Entries taken from a collection:
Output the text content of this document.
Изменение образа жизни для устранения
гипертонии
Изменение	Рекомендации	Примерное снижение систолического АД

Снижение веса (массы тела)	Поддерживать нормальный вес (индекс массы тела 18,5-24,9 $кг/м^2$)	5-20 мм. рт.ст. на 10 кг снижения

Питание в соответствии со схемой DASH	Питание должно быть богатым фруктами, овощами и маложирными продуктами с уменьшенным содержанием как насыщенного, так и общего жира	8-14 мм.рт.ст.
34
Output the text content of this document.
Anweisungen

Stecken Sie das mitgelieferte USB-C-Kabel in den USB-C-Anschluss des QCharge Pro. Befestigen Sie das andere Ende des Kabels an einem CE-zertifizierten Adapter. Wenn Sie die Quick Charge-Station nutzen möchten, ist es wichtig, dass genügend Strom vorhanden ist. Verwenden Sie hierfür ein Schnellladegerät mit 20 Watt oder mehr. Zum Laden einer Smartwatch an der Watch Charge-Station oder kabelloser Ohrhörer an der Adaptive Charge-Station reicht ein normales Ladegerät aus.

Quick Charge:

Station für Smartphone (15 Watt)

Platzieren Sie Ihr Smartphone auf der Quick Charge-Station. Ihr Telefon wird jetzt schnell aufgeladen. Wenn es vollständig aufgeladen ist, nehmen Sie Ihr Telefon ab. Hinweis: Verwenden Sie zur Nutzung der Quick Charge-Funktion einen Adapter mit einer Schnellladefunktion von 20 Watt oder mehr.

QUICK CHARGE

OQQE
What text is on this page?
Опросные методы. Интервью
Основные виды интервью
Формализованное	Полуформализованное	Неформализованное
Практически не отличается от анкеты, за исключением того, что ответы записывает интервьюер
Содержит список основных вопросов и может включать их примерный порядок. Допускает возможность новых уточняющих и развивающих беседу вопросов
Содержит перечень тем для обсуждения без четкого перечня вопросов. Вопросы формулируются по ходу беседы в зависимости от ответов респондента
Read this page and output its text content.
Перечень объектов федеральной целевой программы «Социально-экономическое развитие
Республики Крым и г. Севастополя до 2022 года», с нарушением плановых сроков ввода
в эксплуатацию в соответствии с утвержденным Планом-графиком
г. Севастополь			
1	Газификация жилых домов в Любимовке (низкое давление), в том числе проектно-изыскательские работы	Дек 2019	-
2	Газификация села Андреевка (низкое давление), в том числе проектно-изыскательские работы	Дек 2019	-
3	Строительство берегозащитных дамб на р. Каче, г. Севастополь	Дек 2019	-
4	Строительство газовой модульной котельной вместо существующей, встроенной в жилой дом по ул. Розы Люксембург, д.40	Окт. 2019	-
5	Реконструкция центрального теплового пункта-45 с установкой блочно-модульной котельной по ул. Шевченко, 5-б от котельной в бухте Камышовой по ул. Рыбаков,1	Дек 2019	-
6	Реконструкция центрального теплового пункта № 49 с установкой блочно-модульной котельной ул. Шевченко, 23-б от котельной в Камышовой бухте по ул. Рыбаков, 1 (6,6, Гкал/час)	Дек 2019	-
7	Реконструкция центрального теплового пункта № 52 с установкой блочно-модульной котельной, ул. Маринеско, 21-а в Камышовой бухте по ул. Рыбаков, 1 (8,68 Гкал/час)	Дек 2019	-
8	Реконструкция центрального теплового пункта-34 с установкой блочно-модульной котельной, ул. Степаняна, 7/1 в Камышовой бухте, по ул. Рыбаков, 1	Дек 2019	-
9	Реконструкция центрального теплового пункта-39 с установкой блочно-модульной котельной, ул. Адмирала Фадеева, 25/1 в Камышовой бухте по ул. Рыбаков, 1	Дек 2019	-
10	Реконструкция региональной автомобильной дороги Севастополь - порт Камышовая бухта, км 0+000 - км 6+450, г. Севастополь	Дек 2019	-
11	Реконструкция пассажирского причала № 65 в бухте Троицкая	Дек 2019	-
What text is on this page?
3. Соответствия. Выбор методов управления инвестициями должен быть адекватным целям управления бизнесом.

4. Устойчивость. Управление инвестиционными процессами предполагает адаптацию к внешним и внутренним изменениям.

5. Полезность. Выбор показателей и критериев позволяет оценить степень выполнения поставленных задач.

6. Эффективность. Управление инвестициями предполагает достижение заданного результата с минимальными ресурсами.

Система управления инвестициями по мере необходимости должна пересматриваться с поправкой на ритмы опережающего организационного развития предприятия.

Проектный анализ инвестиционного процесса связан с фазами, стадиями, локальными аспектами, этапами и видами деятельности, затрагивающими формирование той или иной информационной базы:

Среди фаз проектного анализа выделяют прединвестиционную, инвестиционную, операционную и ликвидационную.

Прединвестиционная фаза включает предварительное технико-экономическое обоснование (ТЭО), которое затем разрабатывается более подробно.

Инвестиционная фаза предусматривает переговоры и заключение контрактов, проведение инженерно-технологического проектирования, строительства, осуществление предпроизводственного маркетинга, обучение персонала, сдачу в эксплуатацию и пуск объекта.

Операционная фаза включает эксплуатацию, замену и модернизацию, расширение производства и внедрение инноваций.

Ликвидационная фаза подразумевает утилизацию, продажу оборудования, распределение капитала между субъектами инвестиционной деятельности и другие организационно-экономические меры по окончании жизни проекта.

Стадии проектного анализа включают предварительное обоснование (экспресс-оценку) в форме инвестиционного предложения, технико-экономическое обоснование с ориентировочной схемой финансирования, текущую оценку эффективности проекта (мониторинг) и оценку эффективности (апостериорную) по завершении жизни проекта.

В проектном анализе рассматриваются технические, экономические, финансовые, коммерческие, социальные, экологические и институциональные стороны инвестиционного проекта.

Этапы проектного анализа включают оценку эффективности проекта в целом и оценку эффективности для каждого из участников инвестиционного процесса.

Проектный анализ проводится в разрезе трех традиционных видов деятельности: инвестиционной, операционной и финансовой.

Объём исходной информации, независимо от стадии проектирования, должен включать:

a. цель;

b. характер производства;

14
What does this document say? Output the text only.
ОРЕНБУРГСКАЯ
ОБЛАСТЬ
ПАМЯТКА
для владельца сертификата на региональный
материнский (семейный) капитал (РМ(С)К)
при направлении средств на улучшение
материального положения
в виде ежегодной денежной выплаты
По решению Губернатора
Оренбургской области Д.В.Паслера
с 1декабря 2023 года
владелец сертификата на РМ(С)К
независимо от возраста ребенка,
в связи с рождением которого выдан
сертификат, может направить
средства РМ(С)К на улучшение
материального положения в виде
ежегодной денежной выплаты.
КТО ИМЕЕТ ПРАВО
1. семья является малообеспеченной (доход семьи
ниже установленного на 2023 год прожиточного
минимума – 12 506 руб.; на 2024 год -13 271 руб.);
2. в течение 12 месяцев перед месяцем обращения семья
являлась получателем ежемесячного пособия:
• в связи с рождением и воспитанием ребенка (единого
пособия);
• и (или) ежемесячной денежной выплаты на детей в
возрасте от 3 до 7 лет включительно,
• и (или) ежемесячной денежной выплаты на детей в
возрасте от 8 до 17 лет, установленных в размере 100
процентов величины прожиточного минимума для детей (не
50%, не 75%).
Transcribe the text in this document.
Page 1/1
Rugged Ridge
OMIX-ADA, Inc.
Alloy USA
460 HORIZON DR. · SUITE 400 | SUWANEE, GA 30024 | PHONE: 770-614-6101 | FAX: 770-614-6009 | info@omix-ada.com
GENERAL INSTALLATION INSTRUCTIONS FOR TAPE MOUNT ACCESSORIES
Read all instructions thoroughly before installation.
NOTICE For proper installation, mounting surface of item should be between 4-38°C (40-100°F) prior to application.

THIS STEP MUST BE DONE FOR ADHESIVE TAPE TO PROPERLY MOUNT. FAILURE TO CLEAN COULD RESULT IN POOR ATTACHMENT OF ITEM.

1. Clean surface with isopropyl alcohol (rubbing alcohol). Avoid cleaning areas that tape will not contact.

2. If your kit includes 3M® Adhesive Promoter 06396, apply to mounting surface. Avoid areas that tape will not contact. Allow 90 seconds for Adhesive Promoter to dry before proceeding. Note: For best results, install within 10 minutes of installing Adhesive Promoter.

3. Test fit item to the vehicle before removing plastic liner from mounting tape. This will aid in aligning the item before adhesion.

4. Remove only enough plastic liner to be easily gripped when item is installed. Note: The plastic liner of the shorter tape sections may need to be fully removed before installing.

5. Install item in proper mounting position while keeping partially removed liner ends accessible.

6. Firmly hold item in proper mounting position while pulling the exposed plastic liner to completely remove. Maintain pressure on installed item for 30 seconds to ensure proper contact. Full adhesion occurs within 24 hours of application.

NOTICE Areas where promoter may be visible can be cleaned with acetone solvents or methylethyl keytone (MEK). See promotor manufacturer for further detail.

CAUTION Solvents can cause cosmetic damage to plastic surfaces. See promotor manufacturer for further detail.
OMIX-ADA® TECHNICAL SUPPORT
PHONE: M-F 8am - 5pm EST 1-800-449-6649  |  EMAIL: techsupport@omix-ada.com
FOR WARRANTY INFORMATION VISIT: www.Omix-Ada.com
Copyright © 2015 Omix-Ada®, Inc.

What you have to do
Filter the entries down to the lines with the word "независимо" in them.

Exercise response
Объём исходной информации, независимо от стадии проектирования, должен включать:
независимо от возраста ребенка,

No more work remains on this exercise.